▶ [WORK INSTRUCTIONS]: Check each line of the material below, and copy it if it holds the string "места".

▶ [DATA RECORDS]:
-- Start --

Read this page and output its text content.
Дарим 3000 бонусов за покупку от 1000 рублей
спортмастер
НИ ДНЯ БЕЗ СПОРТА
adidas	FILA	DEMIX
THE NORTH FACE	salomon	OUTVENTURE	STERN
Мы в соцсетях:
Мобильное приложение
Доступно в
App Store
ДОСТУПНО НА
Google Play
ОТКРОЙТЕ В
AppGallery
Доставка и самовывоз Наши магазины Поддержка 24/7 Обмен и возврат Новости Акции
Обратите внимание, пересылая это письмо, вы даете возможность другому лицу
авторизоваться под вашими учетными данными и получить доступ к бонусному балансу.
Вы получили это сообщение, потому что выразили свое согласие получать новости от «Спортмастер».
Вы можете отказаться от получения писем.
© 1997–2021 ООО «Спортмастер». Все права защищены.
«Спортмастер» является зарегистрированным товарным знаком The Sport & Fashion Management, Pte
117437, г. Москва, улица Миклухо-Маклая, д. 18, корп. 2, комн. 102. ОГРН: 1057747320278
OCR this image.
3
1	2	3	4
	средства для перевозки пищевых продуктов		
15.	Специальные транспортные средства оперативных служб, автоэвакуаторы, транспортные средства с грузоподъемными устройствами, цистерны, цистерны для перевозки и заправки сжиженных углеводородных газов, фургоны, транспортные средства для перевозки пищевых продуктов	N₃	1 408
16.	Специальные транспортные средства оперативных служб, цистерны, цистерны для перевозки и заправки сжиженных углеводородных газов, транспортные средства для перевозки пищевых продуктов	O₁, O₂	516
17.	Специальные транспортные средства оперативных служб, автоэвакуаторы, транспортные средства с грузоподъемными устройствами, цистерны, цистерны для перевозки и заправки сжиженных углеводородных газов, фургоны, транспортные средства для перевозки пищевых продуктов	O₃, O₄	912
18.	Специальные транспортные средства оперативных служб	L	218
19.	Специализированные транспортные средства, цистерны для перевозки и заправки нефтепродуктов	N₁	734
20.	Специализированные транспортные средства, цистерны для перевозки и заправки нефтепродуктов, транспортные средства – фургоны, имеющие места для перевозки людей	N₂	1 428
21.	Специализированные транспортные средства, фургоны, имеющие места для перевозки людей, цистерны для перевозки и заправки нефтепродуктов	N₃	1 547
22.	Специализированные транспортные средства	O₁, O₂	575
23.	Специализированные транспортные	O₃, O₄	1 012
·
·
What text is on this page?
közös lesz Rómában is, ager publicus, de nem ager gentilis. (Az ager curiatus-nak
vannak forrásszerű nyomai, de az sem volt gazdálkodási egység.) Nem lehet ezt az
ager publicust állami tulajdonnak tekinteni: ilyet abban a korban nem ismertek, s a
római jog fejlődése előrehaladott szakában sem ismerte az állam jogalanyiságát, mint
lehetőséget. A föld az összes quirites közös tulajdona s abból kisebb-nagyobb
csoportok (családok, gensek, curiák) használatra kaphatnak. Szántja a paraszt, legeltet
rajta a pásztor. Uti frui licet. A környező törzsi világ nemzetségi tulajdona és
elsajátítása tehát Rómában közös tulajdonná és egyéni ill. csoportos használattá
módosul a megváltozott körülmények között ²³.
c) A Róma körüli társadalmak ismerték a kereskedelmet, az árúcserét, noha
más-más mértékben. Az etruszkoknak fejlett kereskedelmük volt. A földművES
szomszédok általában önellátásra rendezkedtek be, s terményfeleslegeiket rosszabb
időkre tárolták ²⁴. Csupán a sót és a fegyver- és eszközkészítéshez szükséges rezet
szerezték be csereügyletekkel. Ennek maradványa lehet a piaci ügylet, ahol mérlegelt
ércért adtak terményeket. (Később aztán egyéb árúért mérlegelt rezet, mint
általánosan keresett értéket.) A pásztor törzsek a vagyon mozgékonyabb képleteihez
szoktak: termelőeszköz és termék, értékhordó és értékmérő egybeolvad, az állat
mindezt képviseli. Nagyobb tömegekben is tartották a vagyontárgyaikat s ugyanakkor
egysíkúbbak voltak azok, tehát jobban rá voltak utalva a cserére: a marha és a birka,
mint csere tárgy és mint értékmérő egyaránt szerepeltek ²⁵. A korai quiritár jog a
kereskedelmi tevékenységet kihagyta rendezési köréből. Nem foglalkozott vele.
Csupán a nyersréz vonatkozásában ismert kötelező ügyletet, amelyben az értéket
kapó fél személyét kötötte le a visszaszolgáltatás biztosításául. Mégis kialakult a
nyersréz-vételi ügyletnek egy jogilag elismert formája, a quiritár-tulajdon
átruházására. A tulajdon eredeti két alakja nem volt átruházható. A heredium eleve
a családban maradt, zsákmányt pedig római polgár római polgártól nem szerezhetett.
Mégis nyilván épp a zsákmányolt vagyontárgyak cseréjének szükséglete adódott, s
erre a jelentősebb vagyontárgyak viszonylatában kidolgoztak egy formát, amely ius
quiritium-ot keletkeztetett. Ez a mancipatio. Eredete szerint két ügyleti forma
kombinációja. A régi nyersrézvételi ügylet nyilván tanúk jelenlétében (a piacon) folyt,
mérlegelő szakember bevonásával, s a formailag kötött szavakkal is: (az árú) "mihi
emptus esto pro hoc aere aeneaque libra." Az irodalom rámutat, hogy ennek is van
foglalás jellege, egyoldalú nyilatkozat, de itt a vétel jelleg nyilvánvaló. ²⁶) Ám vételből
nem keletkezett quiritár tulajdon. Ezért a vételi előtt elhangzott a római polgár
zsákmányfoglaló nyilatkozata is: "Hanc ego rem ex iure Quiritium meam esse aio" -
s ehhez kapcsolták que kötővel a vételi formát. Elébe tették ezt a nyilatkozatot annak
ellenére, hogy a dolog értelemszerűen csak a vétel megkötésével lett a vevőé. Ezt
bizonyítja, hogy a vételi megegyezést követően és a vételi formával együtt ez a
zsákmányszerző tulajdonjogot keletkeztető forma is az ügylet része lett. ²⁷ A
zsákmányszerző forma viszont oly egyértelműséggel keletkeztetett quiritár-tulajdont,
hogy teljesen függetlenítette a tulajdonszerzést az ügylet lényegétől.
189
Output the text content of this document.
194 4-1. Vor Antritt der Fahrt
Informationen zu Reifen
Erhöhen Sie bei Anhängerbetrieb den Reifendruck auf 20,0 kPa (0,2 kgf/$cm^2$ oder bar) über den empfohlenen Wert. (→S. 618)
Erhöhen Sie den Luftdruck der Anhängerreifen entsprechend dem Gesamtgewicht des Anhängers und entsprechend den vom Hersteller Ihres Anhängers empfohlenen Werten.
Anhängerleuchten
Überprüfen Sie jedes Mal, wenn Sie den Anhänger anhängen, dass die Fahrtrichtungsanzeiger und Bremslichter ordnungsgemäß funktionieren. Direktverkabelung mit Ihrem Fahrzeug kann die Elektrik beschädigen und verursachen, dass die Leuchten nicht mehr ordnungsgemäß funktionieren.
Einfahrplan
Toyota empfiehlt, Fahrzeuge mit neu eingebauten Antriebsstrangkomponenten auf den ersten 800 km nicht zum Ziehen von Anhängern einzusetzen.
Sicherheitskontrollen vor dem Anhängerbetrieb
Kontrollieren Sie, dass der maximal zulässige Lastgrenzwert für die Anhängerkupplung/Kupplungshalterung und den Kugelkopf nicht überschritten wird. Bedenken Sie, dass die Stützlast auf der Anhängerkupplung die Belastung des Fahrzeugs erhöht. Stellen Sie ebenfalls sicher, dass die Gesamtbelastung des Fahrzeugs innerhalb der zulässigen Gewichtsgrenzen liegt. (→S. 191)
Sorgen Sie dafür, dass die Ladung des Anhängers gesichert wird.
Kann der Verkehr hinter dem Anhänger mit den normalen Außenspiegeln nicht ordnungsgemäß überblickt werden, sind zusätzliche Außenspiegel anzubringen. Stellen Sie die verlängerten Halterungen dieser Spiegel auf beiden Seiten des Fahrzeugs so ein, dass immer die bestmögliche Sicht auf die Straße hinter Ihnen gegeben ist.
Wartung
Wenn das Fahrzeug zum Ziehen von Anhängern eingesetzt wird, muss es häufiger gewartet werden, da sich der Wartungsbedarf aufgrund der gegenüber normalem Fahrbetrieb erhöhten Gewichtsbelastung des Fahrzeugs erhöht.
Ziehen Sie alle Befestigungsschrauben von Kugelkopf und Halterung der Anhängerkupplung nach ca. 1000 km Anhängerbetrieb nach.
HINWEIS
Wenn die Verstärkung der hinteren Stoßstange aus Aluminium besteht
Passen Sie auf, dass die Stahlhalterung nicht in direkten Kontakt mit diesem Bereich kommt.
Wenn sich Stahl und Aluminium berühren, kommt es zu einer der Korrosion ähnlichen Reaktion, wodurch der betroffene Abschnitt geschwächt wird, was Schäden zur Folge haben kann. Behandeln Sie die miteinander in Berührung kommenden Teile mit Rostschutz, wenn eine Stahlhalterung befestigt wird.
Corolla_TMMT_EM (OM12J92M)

-- End --

▶ [REPLY TO THE TASK]:
20.	Специализированные транспортные средства, цистерны для перевозки и заправки нефтепродуктов, транспортные средства – фургоны, имеющие места для перевозки людей	N₂	1 428
21.	Специализированные транспортные средства, фургоны, имеющие места для перевозки людей, цистерны для перевозки и заправки нефтепродуктов	N₃	1 547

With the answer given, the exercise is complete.